[Dataset entries on figures]

....................

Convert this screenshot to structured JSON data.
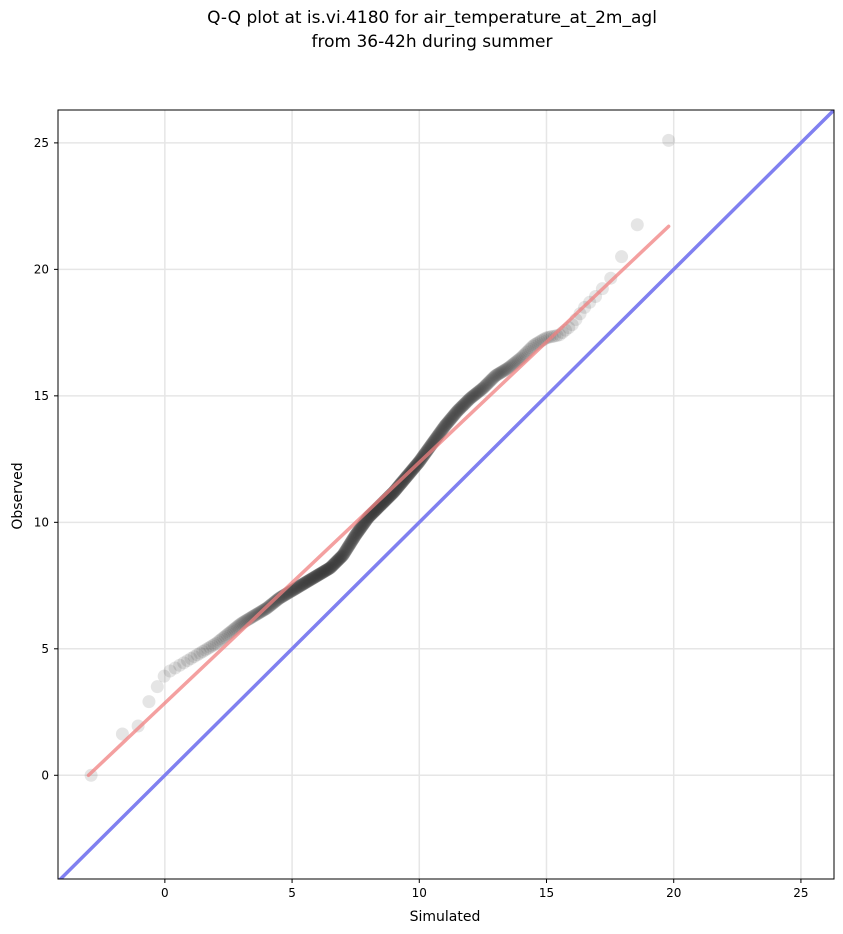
{
  "chart_data": {
    "type": "scatter",
    "title_lines": [
      "Q-Q plot at is.vi.4180 for air_temperature_at_2m_agl",
      "from 36-42h during summer"
    ],
    "xlabel": "Simulated",
    "ylabel": "Observed",
    "xlim": [
      -4.2,
      26.3
    ],
    "ylim": [
      -4.1,
      26.3
    ],
    "xticks": [
      0,
      5,
      10,
      15,
      20,
      25
    ],
    "yticks": [
      0,
      5,
      10,
      15,
      20,
      25
    ],
    "grid": true,
    "colors": {
      "points": "#333333",
      "fit_line": "#f08080",
      "identity_line": "#8080f0",
      "grid": "#e6e6e6"
    },
    "identity_line": [
      [
        -4.2,
        -4.2
      ],
      [
        26.3,
        26.3
      ]
    ],
    "fit_line": [
      [
        -3.0,
        0.0
      ],
      [
        19.8,
        21.7
      ]
    ],
    "quantile_anchors": [
      [
        -2.9,
        0.0
      ],
      [
        -2.7,
        0.0
      ],
      [
        -2.6,
        0.1
      ],
      [
        -2.5,
        1.3
      ],
      [
        -2.3,
        1.4
      ],
      [
        -2.0,
        1.5
      ],
      [
        -1.5,
        1.7
      ],
      [
        -1.2,
        1.8
      ],
      [
        -1.0,
        2.0
      ],
      [
        -0.8,
        2.3
      ],
      [
        -0.6,
        3.0
      ],
      [
        -0.4,
        3.4
      ],
      [
        -0.1,
        3.7
      ],
      [
        0.0,
        4.0
      ],
      [
        0.5,
        4.3
      ],
      [
        1.0,
        4.6
      ],
      [
        1.5,
        4.9
      ],
      [
        2.0,
        5.2
      ],
      [
        2.5,
        5.6
      ],
      [
        3.0,
        6.0
      ],
      [
        3.5,
        6.3
      ],
      [
        4.0,
        6.6
      ],
      [
        4.5,
        7.0
      ],
      [
        5.0,
        7.3
      ],
      [
        5.5,
        7.6
      ],
      [
        6.0,
        7.9
      ],
      [
        6.5,
        8.2
      ],
      [
        7.0,
        8.7
      ],
      [
        7.5,
        9.5
      ],
      [
        8.0,
        10.2
      ],
      [
        8.5,
        10.7
      ],
      [
        9.0,
        11.2
      ],
      [
        9.5,
        11.8
      ],
      [
        10.0,
        12.4
      ],
      [
        10.5,
        13.1
      ],
      [
        11.0,
        13.8
      ],
      [
        11.5,
        14.4
      ],
      [
        12.0,
        14.9
      ],
      [
        12.5,
        15.3
      ],
      [
        13.0,
        15.8
      ],
      [
        13.5,
        16.1
      ],
      [
        14.0,
        16.5
      ],
      [
        14.5,
        17.0
      ],
      [
        15.0,
        17.3
      ],
      [
        15.5,
        17.4
      ],
      [
        16.0,
        17.8
      ],
      [
        16.5,
        18.5
      ],
      [
        17.0,
        19.0
      ],
      [
        17.5,
        19.6
      ],
      [
        18.0,
        20.6
      ],
      [
        18.5,
        21.6
      ],
      [
        19.0,
        22.8
      ],
      [
        19.4,
        24.0
      ],
      [
        19.8,
        25.1
      ]
    ],
    "point_count": 560
  }
}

....................

EXERCISE REQUIREMENTS:
Transcribe all the lines above exactly, apart from the pictures.

ANSWER TO THE EXERCISE:
Convert this screenshot to structured JSON data.
{
  "chart_data": {
    "type": "scatter",
    "title_lines": [
      "Q-Q plot at is.vi.4180 for air_temperature_at_2m_agl",
      "from 36-42h during summer"
    ],
    "xlabel": "Simulated",
    "ylabel": "Observed",
    "xlim": [
      -4.2,
      26.3
    ],
    "ylim": [
      -4.1,
      26.3
    ],
    "xticks": [
      0,
      5,
      10,
      15,
      20,
      25
    ],
    "yticks": [
      0,
      5,
      10,
      15,
      20,
      25
    ],
    "grid": true,
    "colors": {
      "points": "#333333",
      "fit_line": "#f08080",
      "identity_line": "#8080f0",
      "grid": "#e6e6e6"
    },
    "identity_line": [
      [
        -4.2,
        -4.2
      ],
      [
        26.3,
        26.3
      ]
    ],
    "fit_line": [
      [
        -3.0,
        0.0
      ],
      [
        19.8,
        21.7
      ]
    ],
    "quantile_anchors": [
      [
        -2.9,
        0.0
      ],
      [
        -2.7,
        0.0
      ],
      [
        -2.6,
        0.1
      ],
      [
        -2.5,
        1.3
      ],
      [
        -2.3,
        1.4
      ],
      [
        -2.0,
        1.5
      ],
      [
        -1.5,
        1.7
      ],
      [
        -1.2,
        1.8
      ],
      [
        -1.0,
        2.0
      ],
      [
        -0.8,
        2.3
      ],
      [
        -0.6,
        3.0
      ],
      [
        -0.4,
        3.4
      ],
      [
        -0.1,
        3.7
      ],
      [
        0.0,
        4.0
      ],
      [
        0.5,
        4.3
      ],
      [
        1.0,
        4.6
      ],
      [
        1.5,
        4.9
      ],
      [
        2.0,
        5.2
      ],
      [
        2.5,
        5.6
      ],
      [
        3.0,
        6.0
      ],
      [
        3.5,
        6.3
      ],
      [
        4.0,
        6.6
      ],
      [
        4.5,
        7.0
      ],
      [
        5.0,
        7.3
      ],
      [
        5.5,
        7.6
      ],
      [
        6.0,
        7.9
      ],
      [
        6.5,
        8.2
      ],
      [
        7.0,
        8.7
      ],
      [
        7.5,
        9.5
      ],
      [
        8.0,
        10.2
      ],
      [
        8.5,
        10.7
      ],
      [
        9.0,
        11.2
      ],
      [
        9.5,
        11.8
      ],
      [
        10.0,
        12.4
      ],
      [
        10.5,
        13.1
      ],
      [
        11.0,
        13.8
      ],
      [
        11.5,
        14.4
      ],
      [
        12.0,
        14.9
      ],
      [
        12.5,
        15.3
      ],
      [
        13.0,
        15.8
      ],
      [
        13.5,
        16.1
      ],
      [
        14.0,
        16.5
      ],
      [
        14.5,
        17.0
      ],
      [
        15.0,
        17.3
      ],
      [
        15.5,
        17.4
      ],
      [
        16.0,
        17.8
      ],
      [
        16.5,
        18.5
      ],
      [
        17.0,
        19.0
      ],
      [
        17.5,
        19.6
      ],
      [
        18.0,
        20.6
      ],
      [
        18.5,
        21.6
      ],
      [
        19.0,
        22.8
      ],
      [
        19.4,
        24.0
      ],
      [
        19.8,
        25.1
      ]
    ],
    "point_count": 560
  }
}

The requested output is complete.